| Stated exercise |
Give the count of lines holding the string "청국정부는" and nothing else.

| Data shown |

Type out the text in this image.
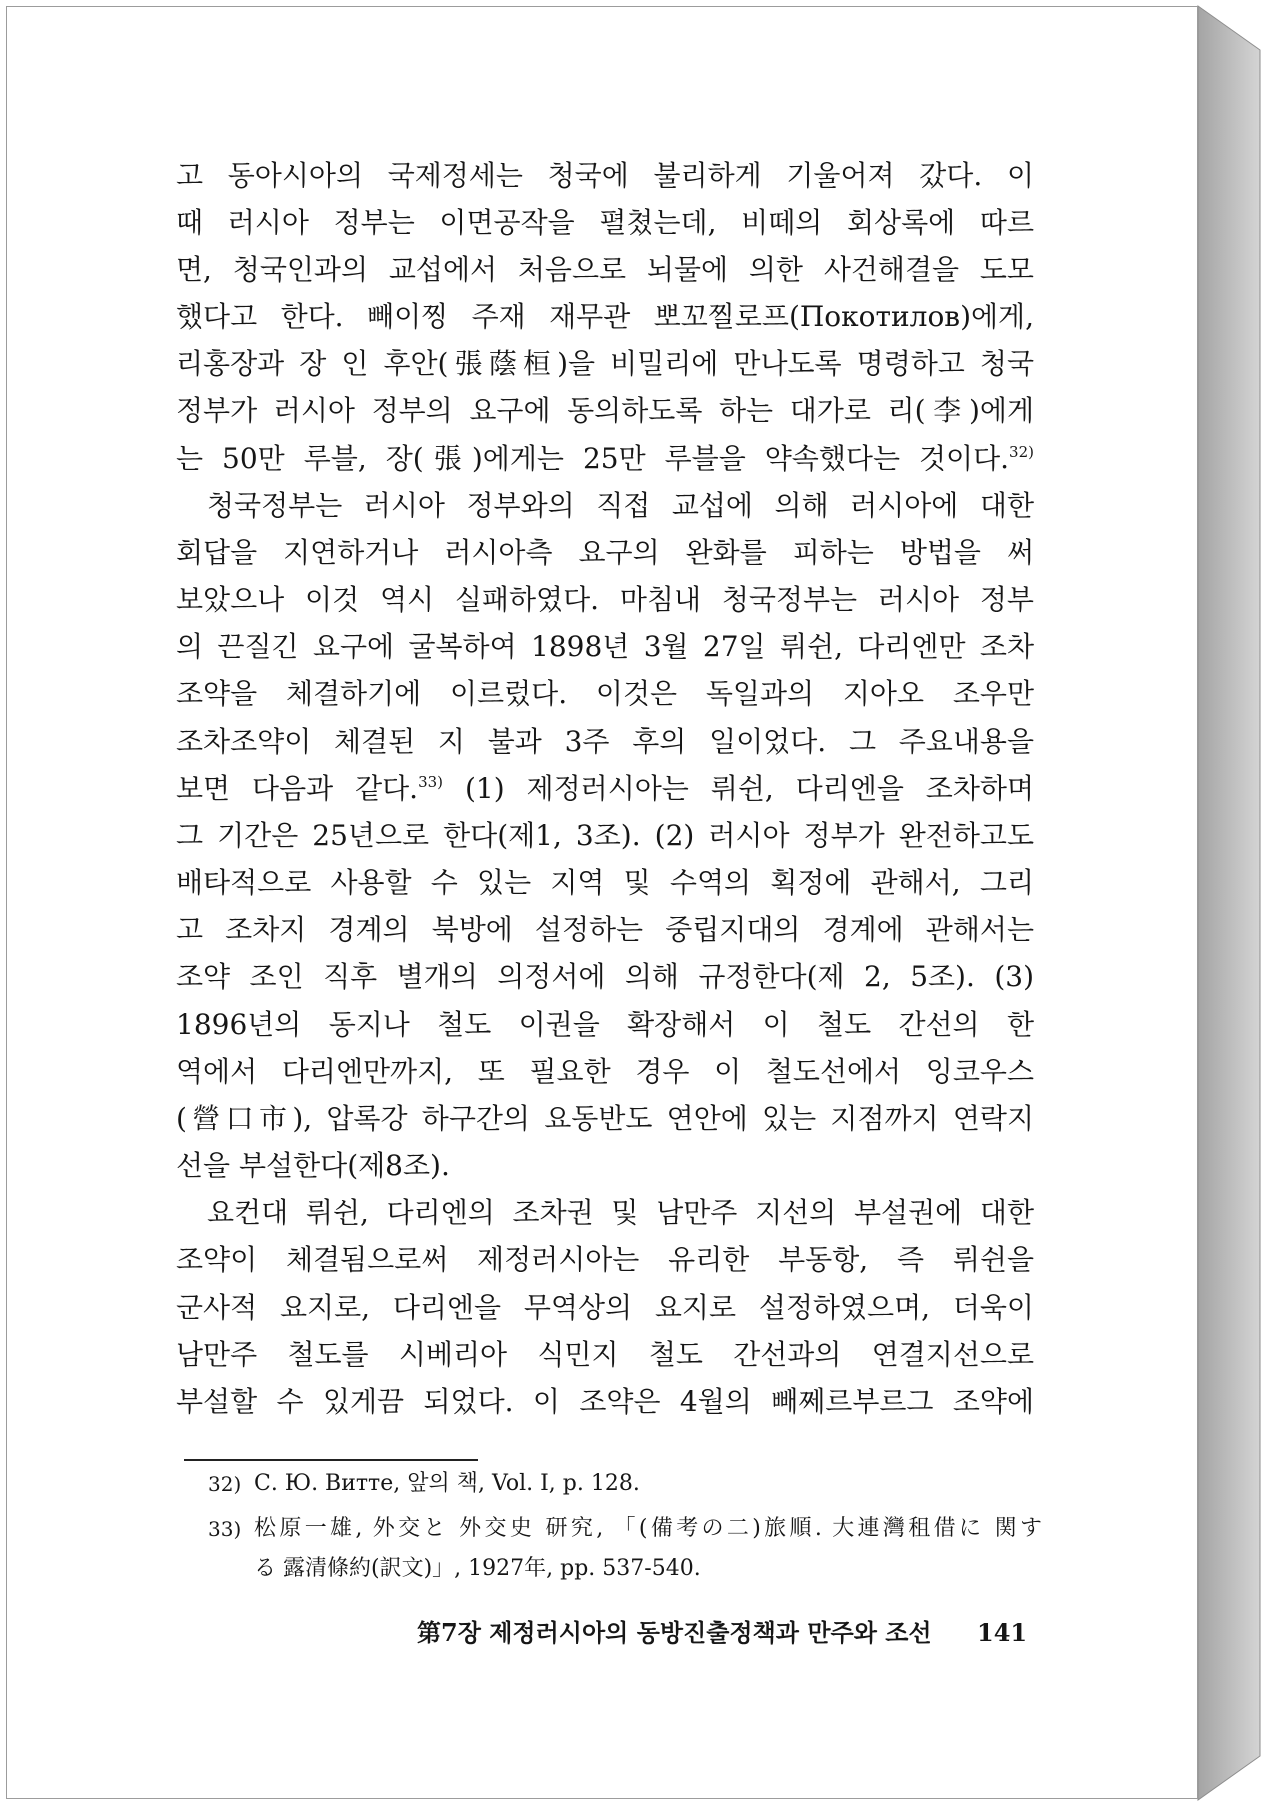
고 동아시아의 국제정세는 청국에 불리하게 기울어져 갔다. 이
때 러시아 정부는 이면공작을 펼쳤는데, 비떼의 회상록에 따르
면, 청국인과의 교섭에서 처음으로 뇌물에 의한 사건해결을 도모
했다고 한다. 빼이찡 주재 재무관 뽀꼬찔로프(Покотилов)에게,
리홍장과 장 인 후안(張蔭桓)을 비밀리에 만나도록 명령하고 청국
정부가 러시아 정부의 요구에 동의하도록 하는 대가로 리(李)에게
는 50만 루블, 장(張)에게는 25만 루블을 약속했다는 것이다.$^{32)}$
청국정부는 러시아 정부와의 직접 교섭에 의해 러시아에 대한
회답을 지연하거나 러시아측 요구의 완화를 피하는 방법을 써
보았으나 이것 역시 실패하였다. 마침내 청국정부는 러시아 정부
의 끈질긴 요구에 굴복하여 1898년 3월 27일 뤼쉰, 다리엔만 조차
조약을 체결하기에 이르렀다. 이것은 독일과의 지아오 조우만
조차조약이 체결된 지 불과 3주 후의 일이었다. 그 주요내용을
보면 다음과 같다.$^{33)}$ (1) 제정러시아는 뤼쉰, 다리엔을 조차하며
그 기간은 25년으로 한다(제1, 3조). (2) 러시아 정부가 완전하고도
배타적으로 사용할 수 있는 지역 및 수역의 획정에 관해서, 그리
고 조차지 경계의 북방에 설정하는 중립지대의 경계에 관해서는
조약 조인 직후 별개의 의정서에 의해 규정한다(제 2, 5조). (3)
1896년의 동지나 철도 이권을 확장해서 이 철도 간선의 한
역에서 다리엔만까지, 또 필요한 경우 이 철도선에서 잉코우스
(營口市), 압록강 하구간의 요동반도 연안에 있는 지점까지 연락지
선을 부설한다(제8조).
요컨대 뤼쉰, 다리엔의 조차권 및 남만주 지선의 부설권에 대한
조약이 체결됨으로써 제정러시아는 유리한 부동항, 즉 뤼쉰을
군사적 요지로, 다리엔을 무역상의 요지로 설정하였으며, 더욱이
남만주 철도를 시베리아 식민지 철도 간선과의 연결지선으로
부설할 수 있게끔 되었다. 이 조약은 4월의 빼쩨르부르그 조약에
32) С. Ю. Витте, 앞의 책, Vol. I, p. 128.
33) 松原一雄, 外交と 外交史 研究, 「(備考の二)旅順. 大連灣租借に 関す
る 露清條約(訳文)」, 1927年, pp. 537-540.
第7장 제정러시아의 동방진출정책과 만주와 조선 141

| Solved problem |
2